Track down the lines that contain "icon" and copy them.

## start Data for the task

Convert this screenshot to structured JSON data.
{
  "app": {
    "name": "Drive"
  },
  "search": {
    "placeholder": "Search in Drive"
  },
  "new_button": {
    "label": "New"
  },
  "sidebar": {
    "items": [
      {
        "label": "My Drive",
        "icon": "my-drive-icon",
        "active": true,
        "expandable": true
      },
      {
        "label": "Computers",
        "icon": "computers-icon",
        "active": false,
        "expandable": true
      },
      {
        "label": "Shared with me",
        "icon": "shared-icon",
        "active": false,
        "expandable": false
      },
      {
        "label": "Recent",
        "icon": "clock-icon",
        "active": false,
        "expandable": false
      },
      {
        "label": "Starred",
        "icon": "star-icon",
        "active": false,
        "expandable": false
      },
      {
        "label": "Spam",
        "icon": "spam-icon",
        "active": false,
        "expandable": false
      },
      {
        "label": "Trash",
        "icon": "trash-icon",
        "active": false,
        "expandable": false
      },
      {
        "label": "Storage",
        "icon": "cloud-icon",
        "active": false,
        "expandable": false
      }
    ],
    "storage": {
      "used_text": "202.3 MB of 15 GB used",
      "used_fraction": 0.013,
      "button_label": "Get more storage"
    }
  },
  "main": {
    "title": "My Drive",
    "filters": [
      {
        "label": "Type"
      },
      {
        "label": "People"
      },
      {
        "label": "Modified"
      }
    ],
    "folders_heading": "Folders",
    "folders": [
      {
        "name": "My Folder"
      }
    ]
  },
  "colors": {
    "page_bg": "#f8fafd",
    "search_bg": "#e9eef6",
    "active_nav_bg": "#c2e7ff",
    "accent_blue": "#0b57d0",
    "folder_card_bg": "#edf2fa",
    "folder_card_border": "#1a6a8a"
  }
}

## end Data for the task

__Written solution__:
        "icon": "my-drive-icon",
        "icon": "computers-icon",
        "icon": "shared-icon",
        "icon": "clock-icon",
        "icon": "star-icon",
        "icon": "spam-icon",
        "icon": "trash-icon",
        "icon": "cloud-icon",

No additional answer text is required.